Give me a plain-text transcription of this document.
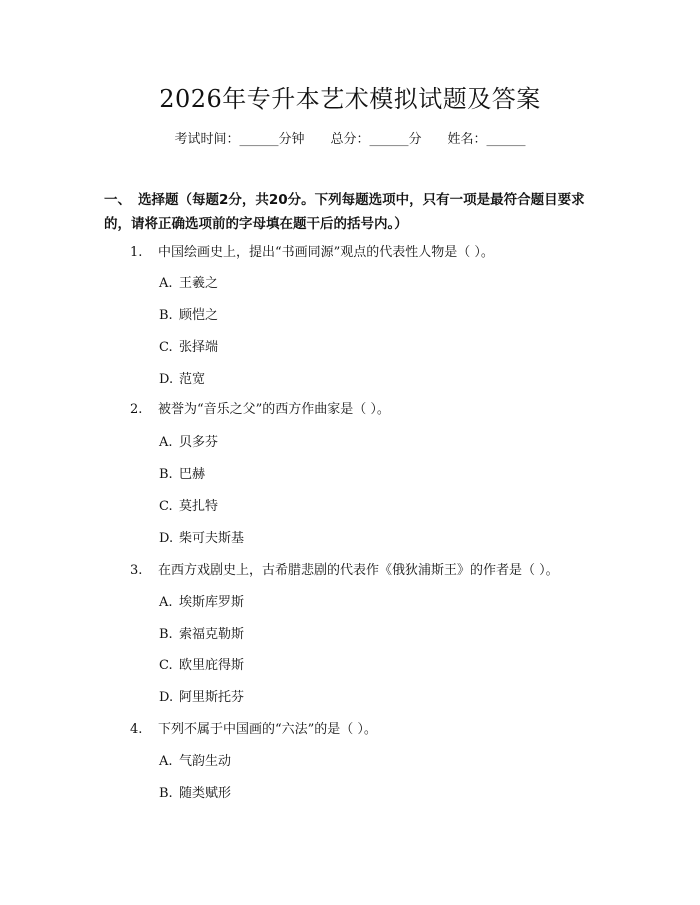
2026年专升本艺术模拟试题及答案
考试时间：______分钟 总分：______分 姓名：______
一、 选择题（每题2分，共20分。下列每题选项中，只有一项是最符合题目要求的，请将正确选项前的字母填在题干后的括号内。）
1. 中国绘画史上，提出“书画同源”观点的代表性人物是（ ）。
A. 王羲之
B. 顾恺之
C. 张择端
D. 范宽
2. 被誉为“音乐之父”的西方作曲家是（ ）。
A. 贝多芬
B. 巴赫
C. 莫扎特
D. 柴可夫斯基
3. 在西方戏剧史上，古希腊悲剧的代表作《俄狄浦斯王》的作者是（ ）。
A. 埃斯库罗斯
B. 索福克勒斯
C. 欧里庇得斯
D. 阿里斯托芬
4. 下列不属于中国画的“六法”的是（ ）。
A. 气韵生动
B. 随类赋形
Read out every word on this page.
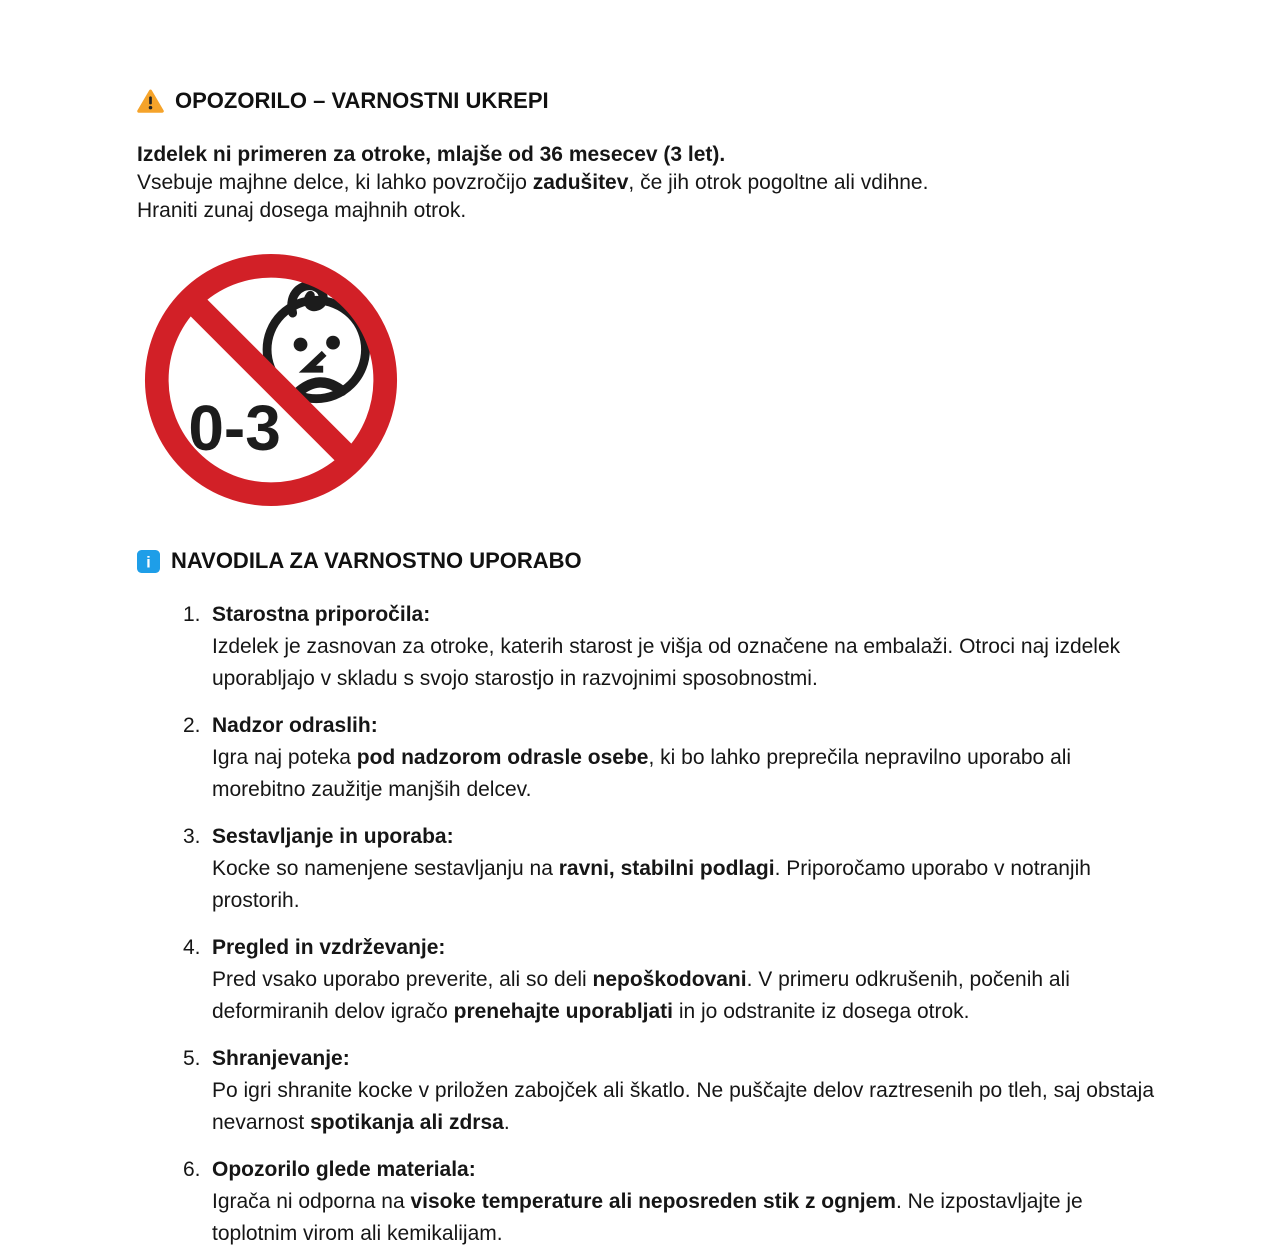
OPOZORILO – VARNOSTNI UKREPI
Izdelek ni primeren za otroke, mlajše od 36 mesecev (3 let).
Vsebuje majhne delce, ki lahko povzročijo zadušitev, če jih otrok pogoltne ali vdihne.
Hraniti zunaj dosega majhnih otrok.
0-3
i NAVODILA ZA VARNOSTNO UPORABO
1. Starostna priporočila:
Izdelek je zasnovan za otroke, katerih starost je višja od označene na embalaži. Otroci naj izdelek uporabljajo v skladu s svojo starostjo in razvojnimi sposobnostmi.
2. Nadzor odraslih:
Igra naj poteka pod nadzorom odrasle osebe, ki bo lahko preprečila nepravilno uporabo ali morebitno zaužitje manjših delcev.
3. Sestavljanje in uporaba:
Kocke so namenjene sestavljanju na ravni, stabilni podlagi. Priporočamo uporabo v notranjih prostorih.
4. Pregled in vzdrževanje:
Pred vsako uporabo preverite, ali so deli nepoškodovani. V primeru odkrušenih, počenih ali deformiranih delov igračo prenehajte uporabljati in jo odstranite iz dosega otrok.
5. Shranjevanje:
Po igri shranite kocke v priložen zabojček ali škatlo. Ne puščajte delov raztresenih po tleh, saj obstaja nevarnost spotikanja ali zdrsa.
6. Opozorilo glede materiala:
Igrača ni odporna na visoke temperature ali neposreden stik z ognjem. Ne izpostavljajte je toplotnim virom ali kemikalijam.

+ + + + +

From the material above, reproduce everything verbatim except the pictures.

## RESULT
Give me a plain-text transcription of this document.
2026年专升本艺术模拟试题及答案
考试时间：______分钟 总分：______分 姓名：______
一、 选择题（每题2分，共20分。下列每题选项中，只有一项是最符合题目要求的，请将正确选项前的字母填在题干后的括号内。）
1. 中国绘画史上，提出“书画同源”观点的代表性人物是（ ）。
A. 王羲之
B. 顾恺之
C. 张择端
D. 范宽
2. 被誉为“音乐之父”的西方作曲家是（ ）。
A. 贝多芬
B. 巴赫
C. 莫扎特
D. 柴可夫斯基
3. 在西方戏剧史上，古希腊悲剧的代表作《俄狄浦斯王》的作者是（ ）。
A. 埃斯库罗斯
B. 索福克勒斯
C. 欧里庇得斯
D. 阿里斯托芬
4. 下列不属于中国画的“六法”的是（ ）。
A. 气韵生动
B. 随类赋形
Read out every word on this page.
OPOZORILO – VARNOSTNI UKREPI
Izdelek ni primeren za otroke, mlajše od 36 mesecev (3 let).
Vsebuje majhne delce, ki lahko povzročijo zadušitev, če jih otrok pogoltne ali vdihne.
Hraniti zunaj dosega majhnih otrok.
0-3
i NAVODILA ZA VARNOSTNO UPORABO
1. Starostna priporočila:
Izdelek je zasnovan za otroke, katerih starost je višja od označene na embalaži. Otroci naj izdelek uporabljajo v skladu s svojo starostjo in razvojnimi sposobnostmi.
2. Nadzor odraslih:
Igra naj poteka pod nadzorom odrasle osebe, ki bo lahko preprečila nepravilno uporabo ali morebitno zaužitje manjših delcev.
3. Sestavljanje in uporaba:
Kocke so namenjene sestavljanju na ravni, stabilni podlagi. Priporočamo uporabo v notranjih prostorih.
4. Pregled in vzdrževanje:
Pred vsako uporabo preverite, ali so deli nepoškodovani. V primeru odkrušenih, počenih ali deformiranih delov igračo prenehajte uporabljati in jo odstranite iz dosega otrok.
5. Shranjevanje:
Po igri shranite kocke v priložen zabojček ali škatlo. Ne puščajte delov raztresenih po tleh, saj obstaja nevarnost spotikanja ali zdrsa.
6. Opozorilo glede materiala:
Igrača ni odporna na visoke temperature ali neposreden stik z ognjem. Ne izpostavljajte je toplotnim virom ali kemikalijam.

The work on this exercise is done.